» **Task to complete**
Restate the listing that follows word for word, without its pictures.

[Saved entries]
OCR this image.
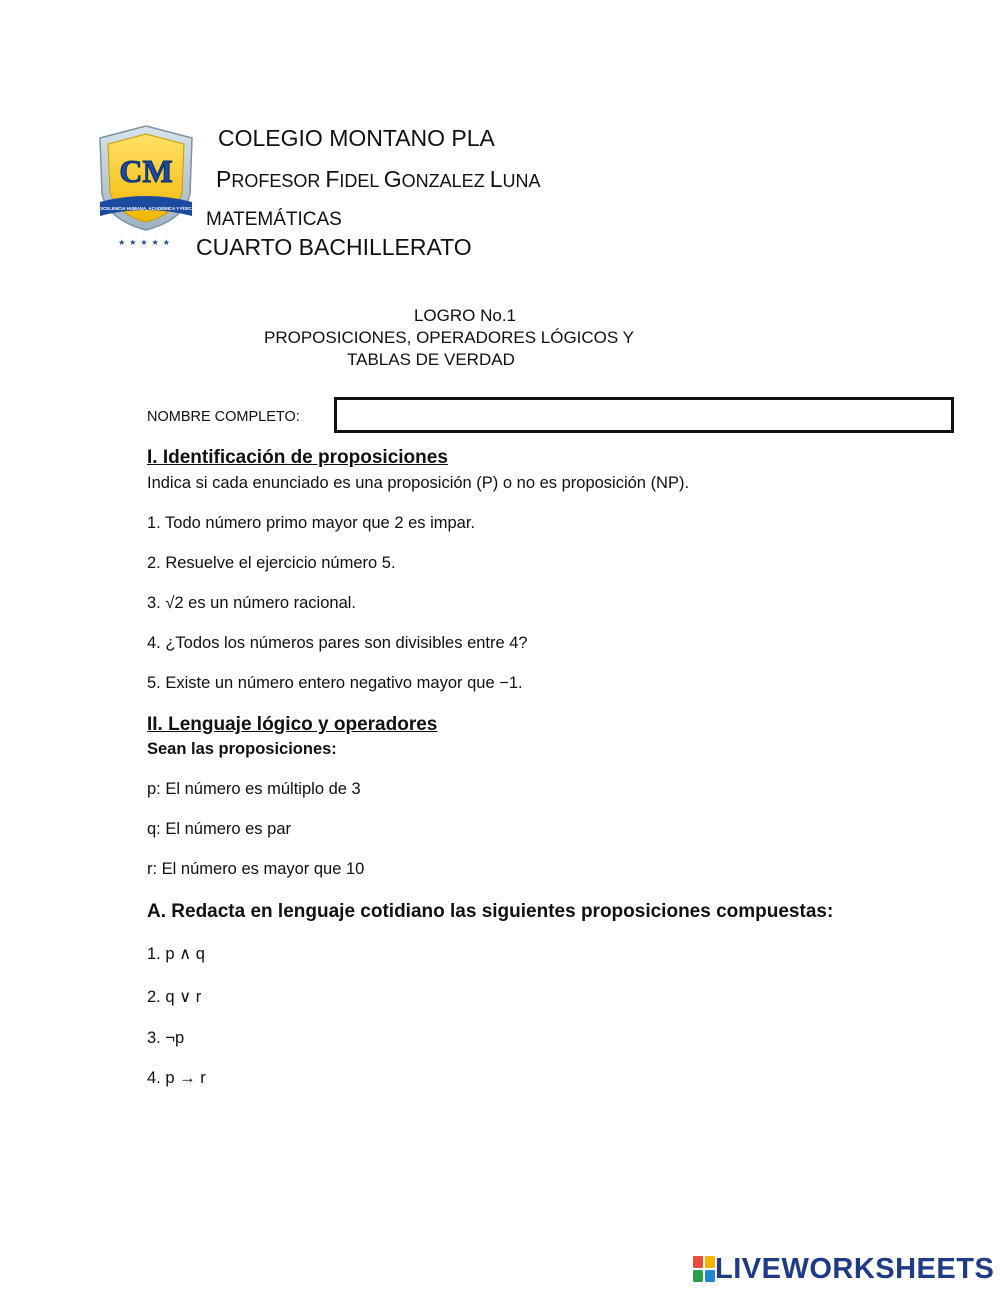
CM
EXCELENCIA HUMANA, ACADÉMICA Y FÍSICA
★★★★★
COLEGIO MONTANO PLA
PROFESOR FIDEL GONZALEZ LUNA
MATEMÁTICAS
CUARTO BACHILLERATO
LOGRO No.1
PROPOSICIONES, OPERADORES LÓGICOS Y
TABLAS DE VERDAD
NOMBRE COMPLETO:
I. Identificación de proposiciones
Indica si cada enunciado es una proposición (P) o no es proposición (NP).
1. Todo número primo mayor que 2 es impar.
2. Resuelve el ejercicio número 5.
3. √2 es un número racional.
4. ¿Todos los números pares son divisibles entre 4?
5. Existe un número entero negativo mayor que −1.
II. Lenguaje lógico y operadores
Sean las proposiciones:
p: El número es múltiplo de 3
q: El número es par
r: El número es mayor que 10
A. Redacta en lenguaje cotidiano las siguientes proposiciones compuestas:
1. p ∧ q
2. q ∨ r
3. ¬p
4. p → r
LIVEWORKSHEETS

» **Written response**
OCR this image.
CM
EXCELENCIA HUMANA, ACADÉMICA Y FÍSICA
★★★★★
COLEGIO MONTANO PLA
PROFESOR FIDEL GONZALEZ LUNA
MATEMÁTICAS
CUARTO BACHILLERATO
LOGRO No.1
PROPOSICIONES, OPERADORES LÓGICOS Y
TABLAS DE VERDAD
NOMBRE COMPLETO:
I. Identificación de proposiciones
Indica si cada enunciado es una proposición (P) o no es proposición (NP).
1. Todo número primo mayor que 2 es impar.
2. Resuelve el ejercicio número 5.
3. √2 es un número racional.
4. ¿Todos los números pares son divisibles entre 4?
5. Existe un número entero negativo mayor que −1.
II. Lenguaje lógico y operadores
Sean las proposiciones:
p: El número es múltiplo de 3
q: El número es par
r: El número es mayor que 10
A. Redacta en lenguaje cotidiano las siguientes proposiciones compuestas:
1. p ∧ q
2. q ∨ r
3. ¬p
4. p → r
LIVEWORKSHEETS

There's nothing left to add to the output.